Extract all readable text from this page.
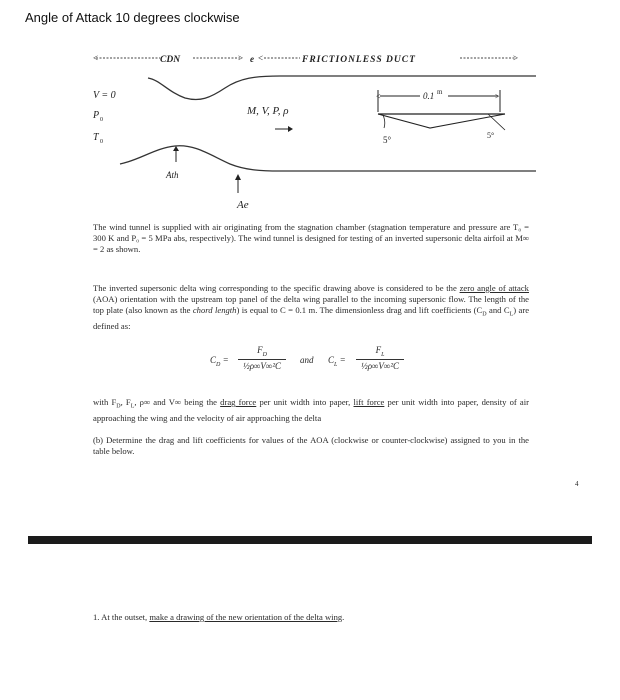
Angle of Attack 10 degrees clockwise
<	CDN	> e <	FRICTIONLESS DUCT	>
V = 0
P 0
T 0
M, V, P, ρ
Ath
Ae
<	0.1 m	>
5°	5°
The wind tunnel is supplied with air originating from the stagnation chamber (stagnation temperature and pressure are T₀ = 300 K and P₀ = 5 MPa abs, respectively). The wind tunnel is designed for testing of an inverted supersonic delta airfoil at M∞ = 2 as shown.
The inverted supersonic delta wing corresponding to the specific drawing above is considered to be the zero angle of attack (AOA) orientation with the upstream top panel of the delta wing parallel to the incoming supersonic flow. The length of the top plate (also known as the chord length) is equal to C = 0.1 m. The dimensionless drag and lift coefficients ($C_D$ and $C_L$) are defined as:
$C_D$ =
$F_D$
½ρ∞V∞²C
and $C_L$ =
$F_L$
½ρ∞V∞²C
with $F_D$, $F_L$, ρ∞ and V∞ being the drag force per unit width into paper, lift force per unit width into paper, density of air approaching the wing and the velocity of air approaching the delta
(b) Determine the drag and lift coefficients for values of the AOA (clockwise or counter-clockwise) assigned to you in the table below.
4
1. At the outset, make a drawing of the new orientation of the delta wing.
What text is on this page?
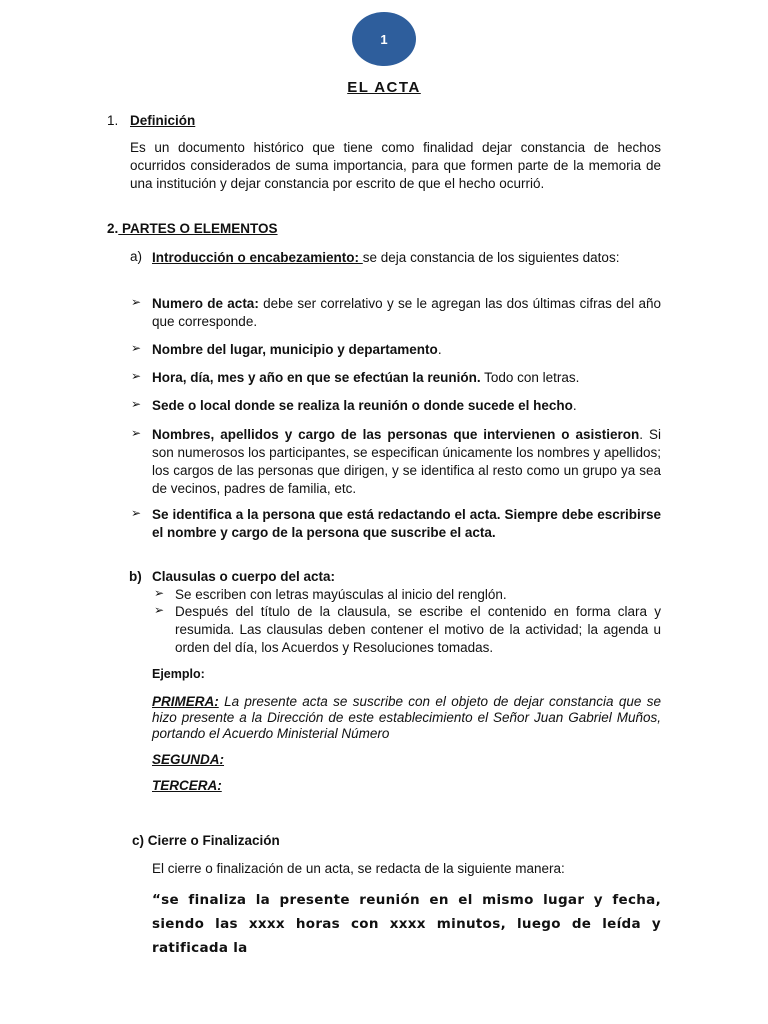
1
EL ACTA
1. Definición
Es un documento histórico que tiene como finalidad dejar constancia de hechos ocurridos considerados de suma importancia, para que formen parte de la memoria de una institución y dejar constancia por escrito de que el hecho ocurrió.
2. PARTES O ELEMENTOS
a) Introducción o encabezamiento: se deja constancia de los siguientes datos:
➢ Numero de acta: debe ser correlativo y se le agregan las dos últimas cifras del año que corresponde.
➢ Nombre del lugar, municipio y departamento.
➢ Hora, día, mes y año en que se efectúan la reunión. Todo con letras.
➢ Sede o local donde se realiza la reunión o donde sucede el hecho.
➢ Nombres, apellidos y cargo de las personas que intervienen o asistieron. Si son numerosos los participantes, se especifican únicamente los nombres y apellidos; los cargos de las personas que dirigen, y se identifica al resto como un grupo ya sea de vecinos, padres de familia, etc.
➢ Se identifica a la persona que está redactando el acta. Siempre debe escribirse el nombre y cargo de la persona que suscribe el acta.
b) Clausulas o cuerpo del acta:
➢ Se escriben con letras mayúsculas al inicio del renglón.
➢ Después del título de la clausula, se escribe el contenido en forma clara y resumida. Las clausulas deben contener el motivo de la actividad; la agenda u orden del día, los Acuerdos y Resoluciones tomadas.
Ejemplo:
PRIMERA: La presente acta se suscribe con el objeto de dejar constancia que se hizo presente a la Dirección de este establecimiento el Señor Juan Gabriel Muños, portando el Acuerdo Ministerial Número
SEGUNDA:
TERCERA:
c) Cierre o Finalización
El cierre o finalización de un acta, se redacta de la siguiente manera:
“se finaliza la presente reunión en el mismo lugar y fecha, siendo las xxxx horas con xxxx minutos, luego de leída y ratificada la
════
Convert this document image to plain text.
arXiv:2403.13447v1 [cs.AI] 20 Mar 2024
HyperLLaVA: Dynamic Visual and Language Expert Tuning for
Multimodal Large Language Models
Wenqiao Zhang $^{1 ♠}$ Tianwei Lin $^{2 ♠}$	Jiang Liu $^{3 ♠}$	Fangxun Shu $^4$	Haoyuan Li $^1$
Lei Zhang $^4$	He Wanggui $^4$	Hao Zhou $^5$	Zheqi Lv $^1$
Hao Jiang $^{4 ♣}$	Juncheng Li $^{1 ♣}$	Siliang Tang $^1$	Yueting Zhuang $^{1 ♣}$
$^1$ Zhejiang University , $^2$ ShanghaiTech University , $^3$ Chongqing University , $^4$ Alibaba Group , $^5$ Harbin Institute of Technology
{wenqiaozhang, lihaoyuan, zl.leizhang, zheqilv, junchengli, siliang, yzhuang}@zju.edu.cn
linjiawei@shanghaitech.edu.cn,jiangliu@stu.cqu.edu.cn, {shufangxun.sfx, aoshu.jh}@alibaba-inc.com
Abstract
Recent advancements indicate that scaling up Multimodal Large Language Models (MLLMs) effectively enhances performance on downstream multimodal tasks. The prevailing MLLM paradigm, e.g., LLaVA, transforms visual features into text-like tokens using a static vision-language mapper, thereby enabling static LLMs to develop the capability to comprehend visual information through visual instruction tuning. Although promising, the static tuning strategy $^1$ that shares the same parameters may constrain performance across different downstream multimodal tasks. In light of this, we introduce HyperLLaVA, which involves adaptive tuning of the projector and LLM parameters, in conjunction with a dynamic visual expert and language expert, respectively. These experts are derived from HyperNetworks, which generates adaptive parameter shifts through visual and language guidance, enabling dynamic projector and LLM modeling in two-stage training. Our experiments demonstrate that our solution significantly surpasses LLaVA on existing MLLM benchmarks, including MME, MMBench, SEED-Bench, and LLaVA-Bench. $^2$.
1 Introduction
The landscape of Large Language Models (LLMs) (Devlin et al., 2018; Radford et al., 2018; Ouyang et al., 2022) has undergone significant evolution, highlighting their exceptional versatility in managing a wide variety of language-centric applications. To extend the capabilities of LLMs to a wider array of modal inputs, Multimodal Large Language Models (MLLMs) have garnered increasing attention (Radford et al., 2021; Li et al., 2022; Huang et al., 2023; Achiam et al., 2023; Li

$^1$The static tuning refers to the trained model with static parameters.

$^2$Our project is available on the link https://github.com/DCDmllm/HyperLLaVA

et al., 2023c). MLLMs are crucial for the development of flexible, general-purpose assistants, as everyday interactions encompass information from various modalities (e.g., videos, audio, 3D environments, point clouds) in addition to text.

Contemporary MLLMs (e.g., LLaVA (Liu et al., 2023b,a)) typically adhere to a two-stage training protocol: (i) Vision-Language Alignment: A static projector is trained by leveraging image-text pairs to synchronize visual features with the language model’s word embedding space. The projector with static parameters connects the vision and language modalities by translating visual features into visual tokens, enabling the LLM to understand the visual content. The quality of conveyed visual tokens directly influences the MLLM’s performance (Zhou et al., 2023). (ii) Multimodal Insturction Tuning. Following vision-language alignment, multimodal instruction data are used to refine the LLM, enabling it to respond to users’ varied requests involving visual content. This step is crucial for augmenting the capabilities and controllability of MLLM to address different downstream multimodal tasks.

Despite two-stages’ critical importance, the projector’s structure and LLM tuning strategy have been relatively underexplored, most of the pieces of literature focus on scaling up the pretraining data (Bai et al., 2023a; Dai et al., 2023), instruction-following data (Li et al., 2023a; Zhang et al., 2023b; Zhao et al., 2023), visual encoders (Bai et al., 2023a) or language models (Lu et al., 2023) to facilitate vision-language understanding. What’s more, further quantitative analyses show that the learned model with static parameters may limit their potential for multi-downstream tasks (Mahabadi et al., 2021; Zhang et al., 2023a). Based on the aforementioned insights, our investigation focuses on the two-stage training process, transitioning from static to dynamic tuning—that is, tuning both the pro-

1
════
Only the number is wanted: how many lines in the entries above contain the word "respectively"?

2